EXERCISE
Tally the lines that include "teres". Output the number only.

Saved data entries
◆ ◆ ◆ ◆

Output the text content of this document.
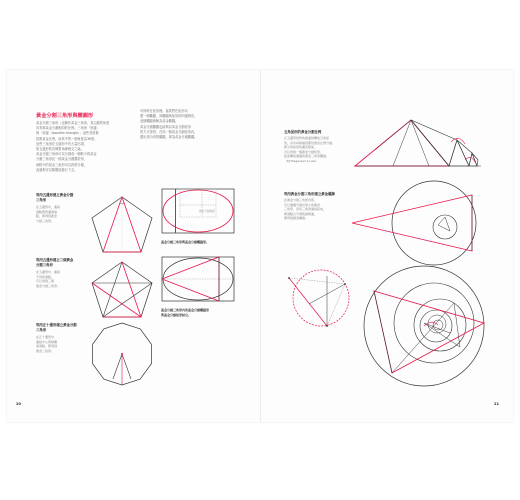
黃金分割三角形與橢圓形
黃金分割三角形（也稱作黃金三角形，其尖端的角度
具有與黃金分割相同的比例。三角形「底邊」
與「斜邊（isoceles triangle）」這些長度都
按照黃金比例，而其中的一個角度為36度。
這些三角形在五邊形中有大量出現，
如五邊形的各條對角線相交之處。
黃金分割三角形可以分割成一個較小的黃金
分割三角形及一個黃金分割磬折形，
而較小的黃金三角形可以再度分割，
此過程可以無限地進行下去。
可同時在矩形裡。當我們在矩形內
畫一個橢圓，該橢圓與矩形的四邊相切，
這個橢圓就稱為黃金橢圓。
黃金分割橢圓也能夠以黃金分割矩形
的方式得到，在同一個黃金分割矩形內，
畫出其內切的橢圓，即為黃金分割橢圓。
利用五邊形建立黃金分割
三角形
在五邊形中，連接
頂點與對邊兩端
點，即得到黃金
分割三角形。
利用五邊形建立三個黃金
分割三角形
在五邊形中，連接
不同的頂點，
可以得到三個
黃金分割三角形。
利用正十邊形建立黃金分割
三角形
在正十邊形中，
連接中心與相鄰
兩頂點，即得到
黃金三角形。
黃金分割橢圓
黃金分割三角形與黃金分割橢圓形。
黃金分割三角形內的黃金分割橢圓形
與黃金分割矩形結合。
20
五角星形的黃金分割比例
正五邊形的對角線連結構成五角星
形，其中每條線段都依黃金比例分割。
將五角星形的邊長相加，
可以得到一個黃金分割矩形，
從而構成連續的黃金三角形螺旋。
（Pythagorean's Law）
利用黃金分割三角形建立黃金螺線
在黃金分割三角形內部，
可以連續分割出更小的黃金
三角形，這些三角形連接起來，
將頂點以平滑弧線相連，
便得到黃金螺線。
21
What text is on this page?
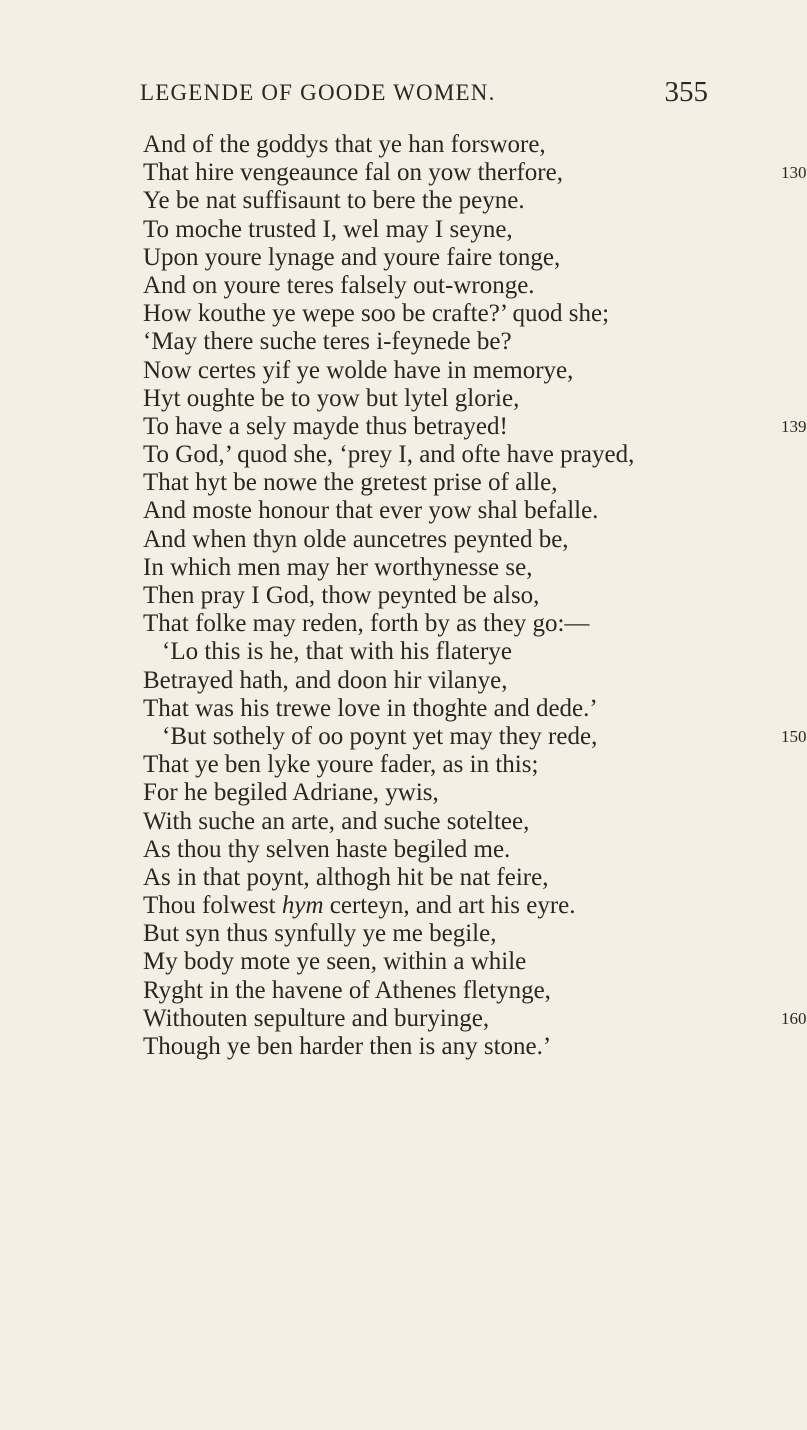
LEGENDE OF GOODE WOMEN.	355
And of the goddys that ye han forswore,
That hire vengeaunce fal on yow therfore,	130
Ye be nat suffisaunt to bere the peyne.
To moche trusted I, wel may I seyne,
Upon youre lynage and youre faire tonge,
And on youre teres falsely out-wronge.
How kouthe ye wepe soo be crafte?’ quod she;
‘May there suche teres i-feynede be?
Now certes yif ye wolde have in memorye,
Hyt oughte be to yow but lytel glorie,
To have a sely mayde thus betrayed!	139
To God,’ quod she, ‘prey I, and ofte have prayed,
That hyt be nowe the gretest prise of alle,
And moste honour that ever yow shal befalle.
And when thyn olde auncetres peynted be,
In which men may her worthynesse se,
Then pray I God, thow peynted be also,
That folke may reden, forth by as they go:—
‘Lo this is he, that with his flaterye
Betrayed hath, and doon hir vilanye,
That was his trewe love in thoghte and dede.’
‘But sothely of oo poynt yet may they rede,	150
That ye ben lyke youre fader, as in this;
For he begiled Adriane, ywis,
With suche an arte, and suche soteltee,
As thou thy selven haste begiled me.
As in that poynt, althogh hit be nat feire,
Thou folwest hym certeyn, and art his eyre.
But syn thus synfully ye me begile,
My body mote ye seen, within a while
Ryght in the havene of Athenes fletynge,
Withouten sepulture and buryinge,	160
Though ye ben harder then is any stone.’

◆ ◆ ◆ ◆

ANSWER TO THIS EXERCISE
2